--- start Record excerpts ---

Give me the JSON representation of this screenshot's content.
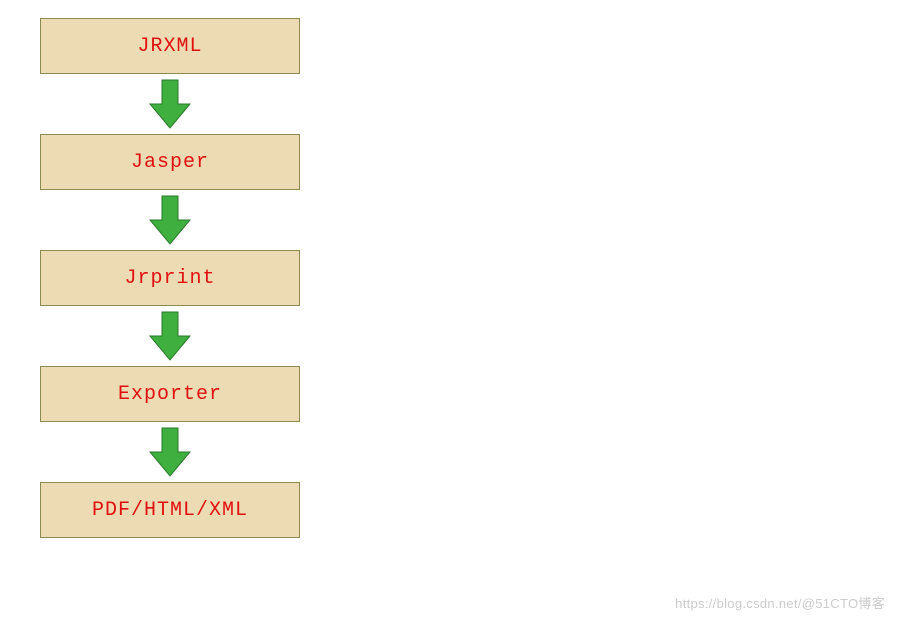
{
  "diagram": {
    "boxes": [
      {
        "label": "JRXML"
      },
      {
        "label": "Jasper"
      },
      {
        "label": "Jrprint"
      },
      {
        "label": "Exporter"
      },
      {
        "label": "PDF/HTML/XML"
      }
    ]
  },
  "watermark": "https://blog.csdn.net/@51CTO博客",
  "colors": {
    "boxFill": "#ecdbb3",
    "boxBorder": "#8a8a55",
    "boxText": "#e11010",
    "arrowFill": "#3fb03f",
    "arrowStroke": "#2a7a2a"
  }
}
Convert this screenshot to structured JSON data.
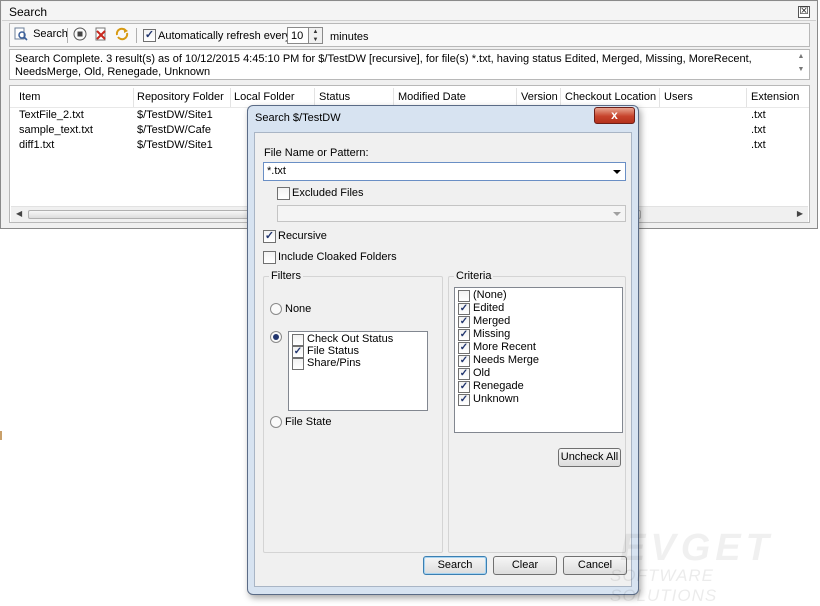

--- end Record excerpts ---

Brief.
Reproduce each entry precisely, dropping only the pictures.

Full solution.
Give me the JSON representation of this screenshot's content.
{
  "diagram": {
    "boxes": [
      {
        "label": "JRXML"
      },
      {
        "label": "Jasper"
      },
      {
        "label": "Jrprint"
      },
      {
        "label": "Exporter"
      },
      {
        "label": "PDF/HTML/XML"
      }
    ]
  },
  "watermark": "https://blog.csdn.net/@51CTO博客",
  "colors": {
    "boxFill": "#ecdbb3",
    "boxBorder": "#8a8a55",
    "boxText": "#e11010",
    "arrowFill": "#3fb03f",
    "arrowStroke": "#2a7a2a"
  }
}
Convert this screenshot to structured JSON data.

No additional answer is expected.